-- Start The input --

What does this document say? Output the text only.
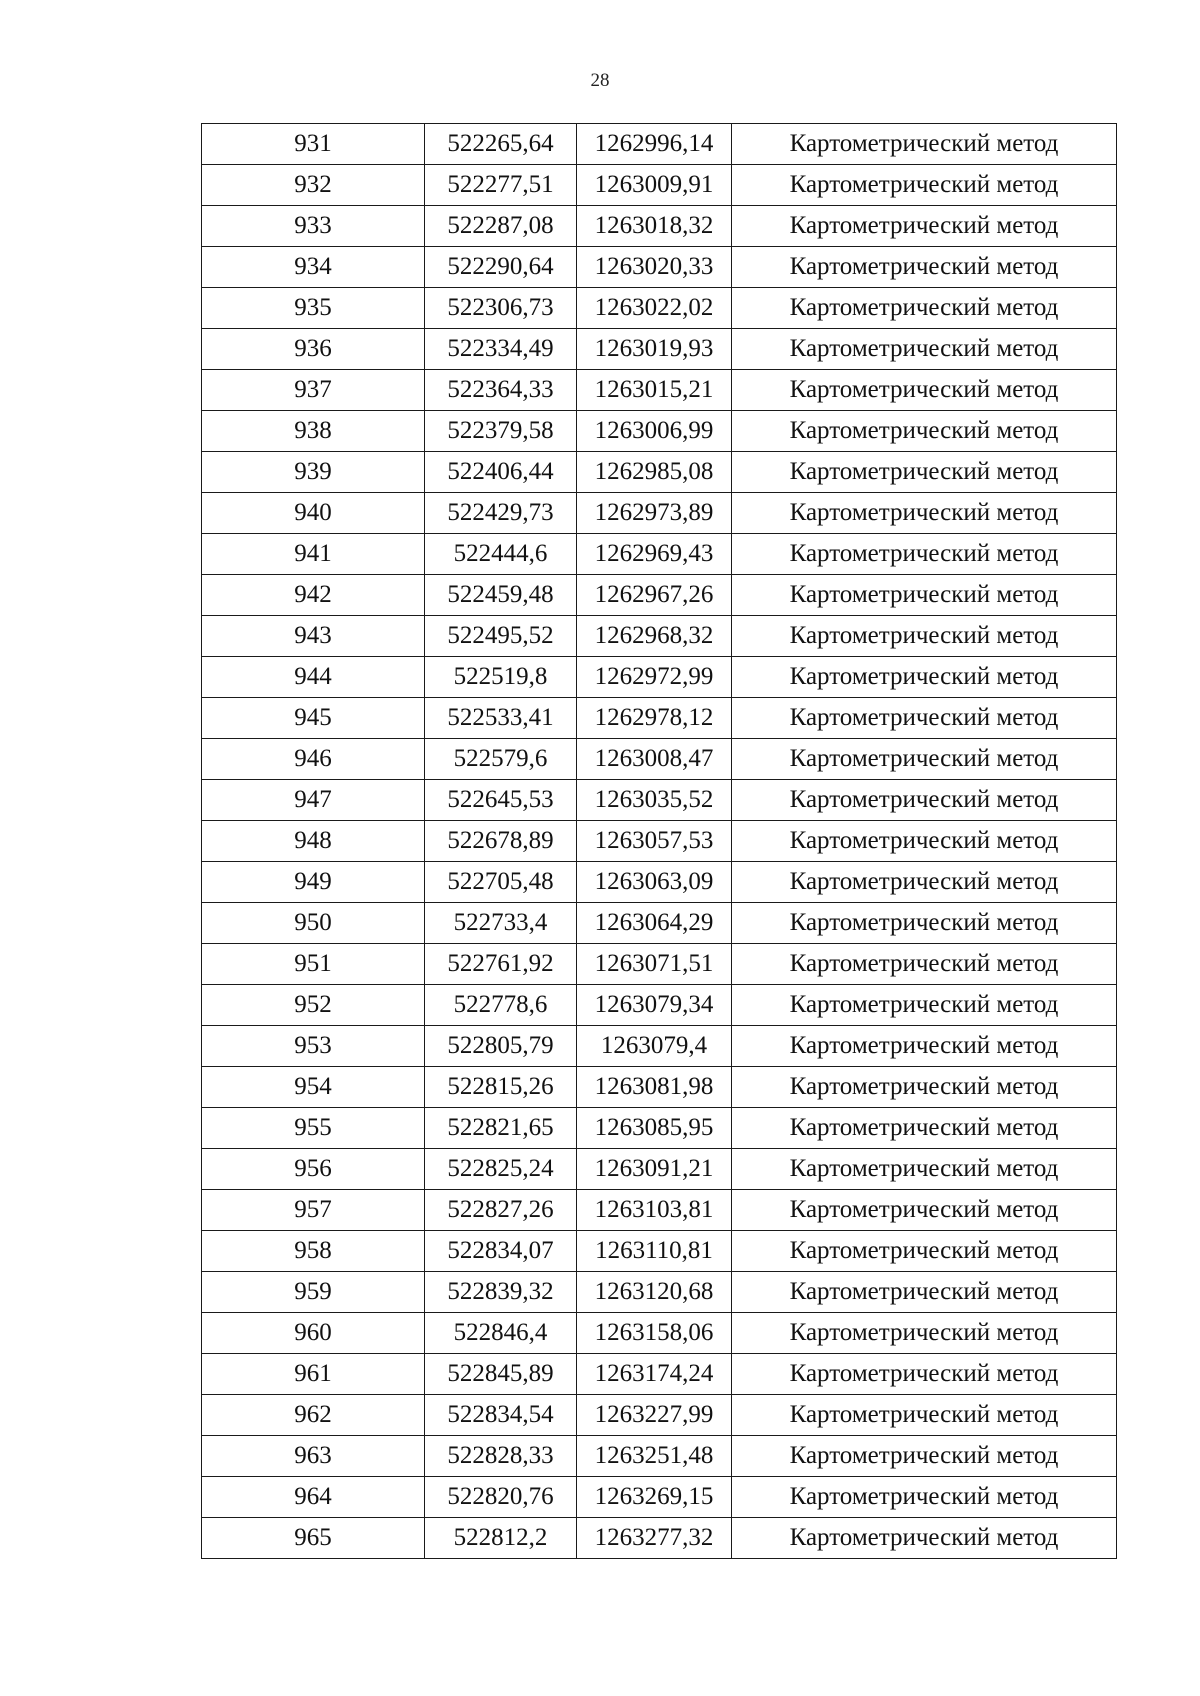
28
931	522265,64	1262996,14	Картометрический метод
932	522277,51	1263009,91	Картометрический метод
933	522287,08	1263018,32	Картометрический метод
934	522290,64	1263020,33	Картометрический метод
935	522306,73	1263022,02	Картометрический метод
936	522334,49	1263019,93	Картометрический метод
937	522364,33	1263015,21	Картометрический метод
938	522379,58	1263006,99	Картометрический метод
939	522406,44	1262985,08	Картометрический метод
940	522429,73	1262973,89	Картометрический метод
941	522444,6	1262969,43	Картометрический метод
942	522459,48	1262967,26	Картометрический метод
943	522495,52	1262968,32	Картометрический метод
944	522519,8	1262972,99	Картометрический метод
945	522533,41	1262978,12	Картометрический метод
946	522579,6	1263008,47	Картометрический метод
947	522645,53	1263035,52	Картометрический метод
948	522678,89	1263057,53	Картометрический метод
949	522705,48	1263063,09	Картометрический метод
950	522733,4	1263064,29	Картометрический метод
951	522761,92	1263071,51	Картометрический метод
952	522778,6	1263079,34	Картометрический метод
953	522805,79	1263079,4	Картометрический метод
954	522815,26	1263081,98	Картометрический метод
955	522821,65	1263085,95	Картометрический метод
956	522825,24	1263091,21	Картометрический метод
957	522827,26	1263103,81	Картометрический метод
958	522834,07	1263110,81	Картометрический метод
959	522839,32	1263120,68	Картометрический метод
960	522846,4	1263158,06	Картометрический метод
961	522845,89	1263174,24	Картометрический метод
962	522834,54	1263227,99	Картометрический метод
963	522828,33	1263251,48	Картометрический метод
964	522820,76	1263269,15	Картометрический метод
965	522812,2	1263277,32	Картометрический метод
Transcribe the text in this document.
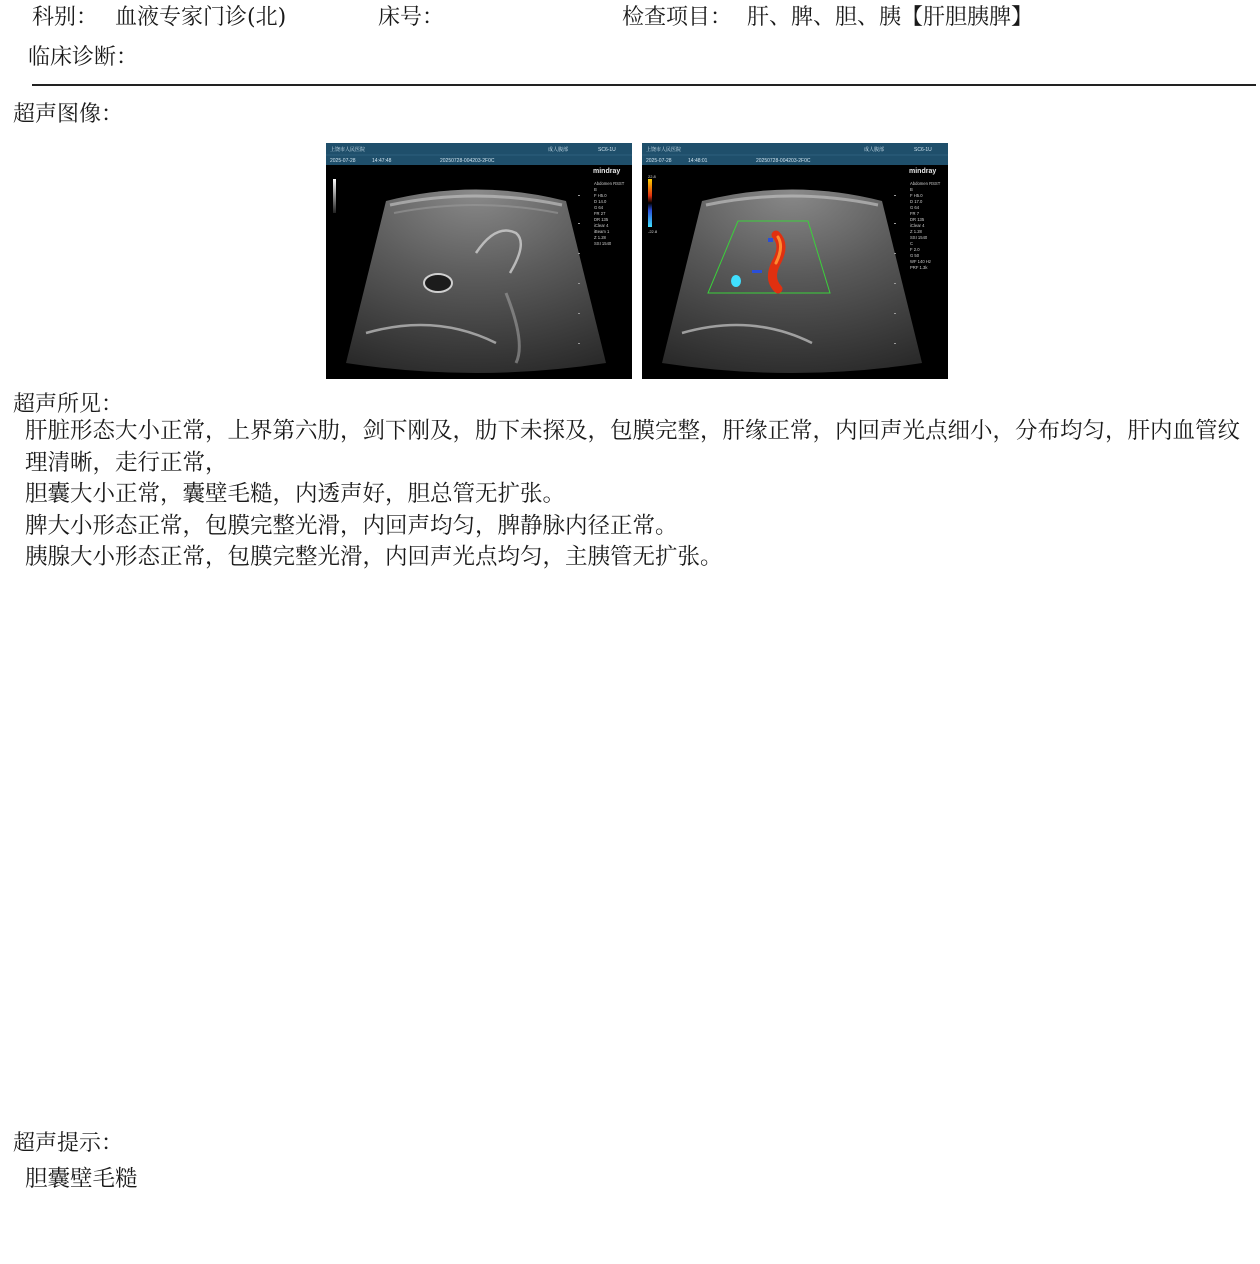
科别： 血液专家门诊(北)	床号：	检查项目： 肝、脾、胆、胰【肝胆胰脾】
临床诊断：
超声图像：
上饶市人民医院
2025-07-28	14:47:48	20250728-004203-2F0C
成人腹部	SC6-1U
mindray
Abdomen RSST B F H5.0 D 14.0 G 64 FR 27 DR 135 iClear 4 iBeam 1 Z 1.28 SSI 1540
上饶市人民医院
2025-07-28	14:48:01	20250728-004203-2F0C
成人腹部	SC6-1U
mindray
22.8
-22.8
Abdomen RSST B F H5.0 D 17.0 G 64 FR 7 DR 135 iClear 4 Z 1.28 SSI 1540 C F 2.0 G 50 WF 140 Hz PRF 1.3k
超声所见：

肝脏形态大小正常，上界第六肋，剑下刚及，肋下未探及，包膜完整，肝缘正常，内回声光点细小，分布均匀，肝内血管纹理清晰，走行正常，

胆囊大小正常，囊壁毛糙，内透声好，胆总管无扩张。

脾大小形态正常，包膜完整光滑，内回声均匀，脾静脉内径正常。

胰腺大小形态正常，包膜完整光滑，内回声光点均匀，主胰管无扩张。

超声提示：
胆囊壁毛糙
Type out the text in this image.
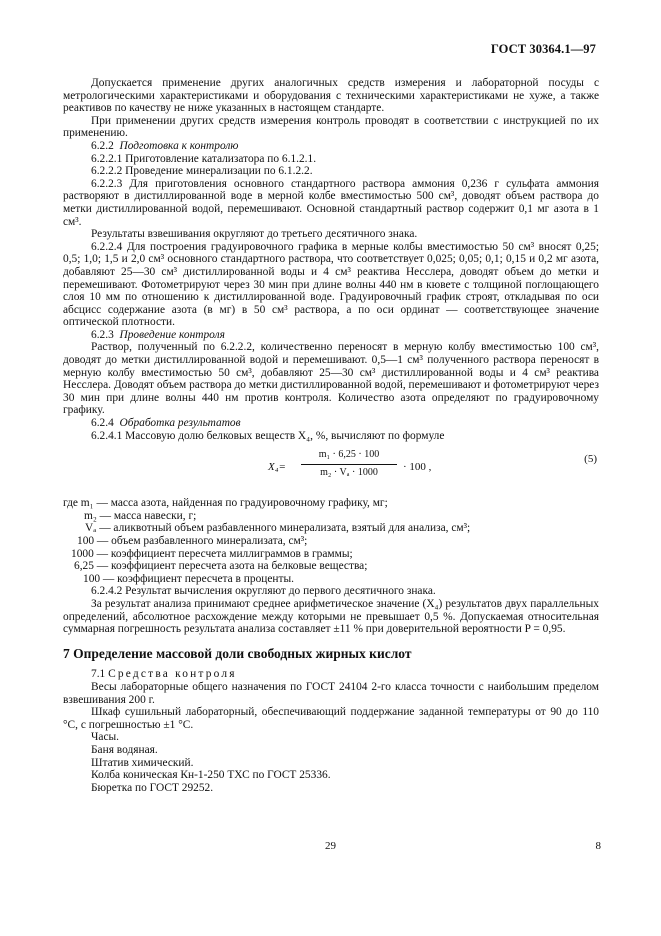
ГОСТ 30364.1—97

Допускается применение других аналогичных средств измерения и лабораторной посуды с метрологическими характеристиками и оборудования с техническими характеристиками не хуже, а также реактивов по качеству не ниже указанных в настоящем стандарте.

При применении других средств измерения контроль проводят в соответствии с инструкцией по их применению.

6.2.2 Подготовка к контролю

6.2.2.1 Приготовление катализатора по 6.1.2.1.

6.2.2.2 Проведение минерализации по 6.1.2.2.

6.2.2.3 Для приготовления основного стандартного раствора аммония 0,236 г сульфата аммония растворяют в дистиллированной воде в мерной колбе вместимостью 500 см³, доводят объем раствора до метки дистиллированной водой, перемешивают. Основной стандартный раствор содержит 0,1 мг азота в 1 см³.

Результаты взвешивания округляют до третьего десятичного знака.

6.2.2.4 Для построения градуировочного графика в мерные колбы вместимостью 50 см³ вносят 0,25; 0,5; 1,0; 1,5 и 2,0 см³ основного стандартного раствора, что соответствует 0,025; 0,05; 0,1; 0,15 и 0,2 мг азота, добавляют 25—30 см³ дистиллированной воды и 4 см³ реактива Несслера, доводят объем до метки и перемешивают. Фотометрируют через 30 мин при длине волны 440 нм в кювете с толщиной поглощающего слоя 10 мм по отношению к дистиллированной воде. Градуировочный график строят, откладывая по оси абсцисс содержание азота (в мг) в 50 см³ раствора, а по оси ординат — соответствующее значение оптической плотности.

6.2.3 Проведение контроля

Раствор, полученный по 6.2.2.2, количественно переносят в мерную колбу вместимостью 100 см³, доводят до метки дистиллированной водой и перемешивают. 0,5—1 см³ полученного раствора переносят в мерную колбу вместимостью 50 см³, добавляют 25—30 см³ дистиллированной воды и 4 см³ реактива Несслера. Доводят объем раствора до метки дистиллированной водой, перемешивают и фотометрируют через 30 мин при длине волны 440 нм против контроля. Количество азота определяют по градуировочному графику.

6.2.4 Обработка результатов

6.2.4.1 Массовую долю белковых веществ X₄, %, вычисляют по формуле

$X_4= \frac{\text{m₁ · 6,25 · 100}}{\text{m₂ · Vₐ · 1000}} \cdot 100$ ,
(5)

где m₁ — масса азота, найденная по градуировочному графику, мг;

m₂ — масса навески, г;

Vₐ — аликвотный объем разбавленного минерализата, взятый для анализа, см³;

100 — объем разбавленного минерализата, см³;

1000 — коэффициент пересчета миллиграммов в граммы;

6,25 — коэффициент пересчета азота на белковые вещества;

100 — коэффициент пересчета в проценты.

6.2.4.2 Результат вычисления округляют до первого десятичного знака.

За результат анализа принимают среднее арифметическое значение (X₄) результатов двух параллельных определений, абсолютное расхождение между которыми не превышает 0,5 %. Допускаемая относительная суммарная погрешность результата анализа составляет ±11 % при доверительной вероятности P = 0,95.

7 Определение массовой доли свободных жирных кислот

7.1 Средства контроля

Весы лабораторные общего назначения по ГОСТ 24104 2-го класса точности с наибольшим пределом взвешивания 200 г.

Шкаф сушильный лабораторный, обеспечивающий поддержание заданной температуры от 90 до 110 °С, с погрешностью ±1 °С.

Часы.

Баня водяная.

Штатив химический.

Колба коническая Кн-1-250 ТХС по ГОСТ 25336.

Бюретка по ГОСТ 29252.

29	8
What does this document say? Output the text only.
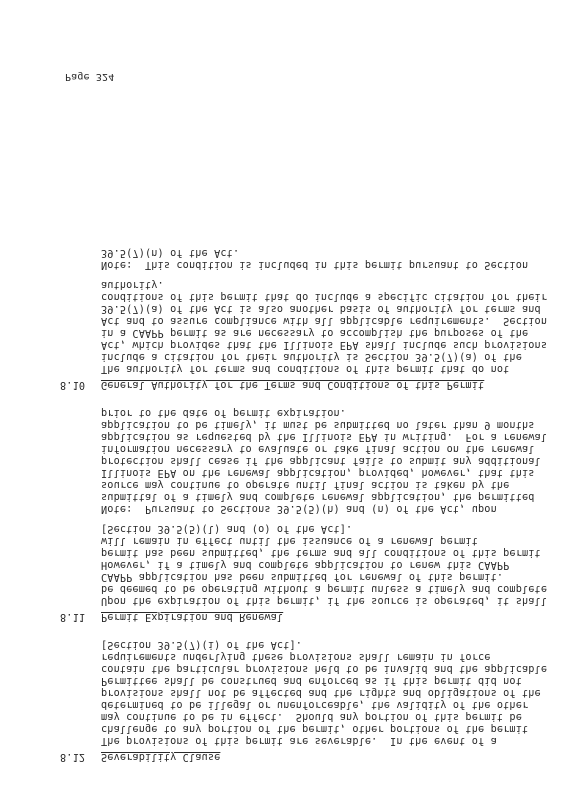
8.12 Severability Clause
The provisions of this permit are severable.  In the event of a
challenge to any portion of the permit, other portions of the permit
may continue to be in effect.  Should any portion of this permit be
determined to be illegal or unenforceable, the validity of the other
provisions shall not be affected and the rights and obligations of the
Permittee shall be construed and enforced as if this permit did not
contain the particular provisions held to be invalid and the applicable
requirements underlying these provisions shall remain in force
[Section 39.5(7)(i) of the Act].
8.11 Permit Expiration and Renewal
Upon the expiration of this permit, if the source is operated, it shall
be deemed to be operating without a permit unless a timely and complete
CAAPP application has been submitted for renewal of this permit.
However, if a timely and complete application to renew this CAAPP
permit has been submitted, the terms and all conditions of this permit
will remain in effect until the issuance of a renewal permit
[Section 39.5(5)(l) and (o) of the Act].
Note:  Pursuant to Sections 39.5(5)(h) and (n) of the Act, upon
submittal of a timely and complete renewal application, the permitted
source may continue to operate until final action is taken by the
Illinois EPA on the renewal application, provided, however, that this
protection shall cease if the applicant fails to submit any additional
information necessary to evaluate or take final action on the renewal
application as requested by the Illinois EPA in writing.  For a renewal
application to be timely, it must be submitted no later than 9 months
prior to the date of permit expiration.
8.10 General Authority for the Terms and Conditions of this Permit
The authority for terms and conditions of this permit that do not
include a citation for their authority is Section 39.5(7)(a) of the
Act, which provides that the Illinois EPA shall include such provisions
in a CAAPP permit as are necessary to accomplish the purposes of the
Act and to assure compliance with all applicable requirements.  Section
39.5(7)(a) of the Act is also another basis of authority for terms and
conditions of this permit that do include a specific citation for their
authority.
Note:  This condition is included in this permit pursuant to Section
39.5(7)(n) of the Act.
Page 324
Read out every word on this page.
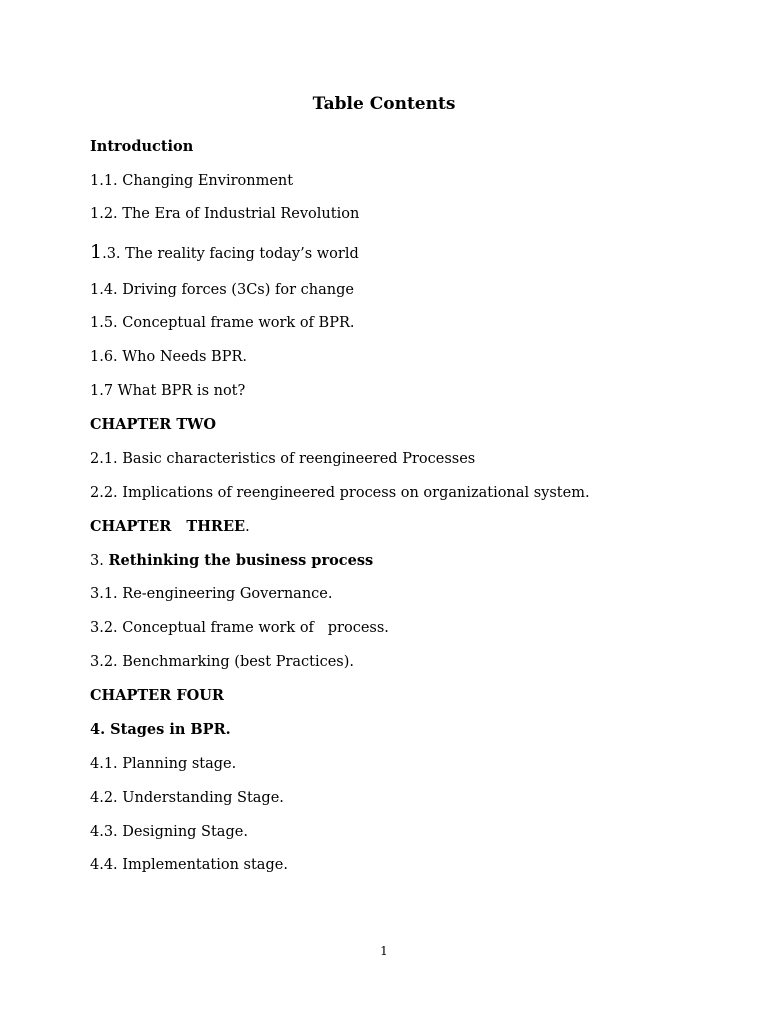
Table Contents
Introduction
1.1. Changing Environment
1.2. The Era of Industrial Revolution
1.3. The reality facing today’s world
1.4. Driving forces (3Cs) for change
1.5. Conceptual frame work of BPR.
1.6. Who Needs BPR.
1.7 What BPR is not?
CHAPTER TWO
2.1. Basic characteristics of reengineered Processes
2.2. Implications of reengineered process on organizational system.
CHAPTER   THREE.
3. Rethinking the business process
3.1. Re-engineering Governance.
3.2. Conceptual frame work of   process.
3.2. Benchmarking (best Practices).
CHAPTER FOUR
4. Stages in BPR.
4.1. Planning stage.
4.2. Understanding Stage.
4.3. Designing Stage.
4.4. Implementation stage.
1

-- End The input --

## What you have to do
Look above for the line containing "Read out every word on this page."; output that line and all lines after it through the last one exactly, without the pictures.

## Written answer
Read out every word on this page.
Table Contents
Introduction
1.1. Changing Environment
1.2. The Era of Industrial Revolution
1.3. The reality facing today’s world
1.4. Driving forces (3Cs) for change
1.5. Conceptual frame work of BPR.
1.6. Who Needs BPR.
1.7 What BPR is not?
CHAPTER TWO
2.1. Basic characteristics of reengineered Processes
2.2. Implications of reengineered process on organizational system.
CHAPTER   THREE.
3. Rethinking the business process
3.1. Re-engineering Governance.
3.2. Conceptual frame work of   process.
3.2. Benchmarking (best Practices).
CHAPTER FOUR
4. Stages in BPR.
4.1. Planning stage.
4.2. Understanding Stage.
4.3. Designing Stage.
4.4. Implementation stage.
1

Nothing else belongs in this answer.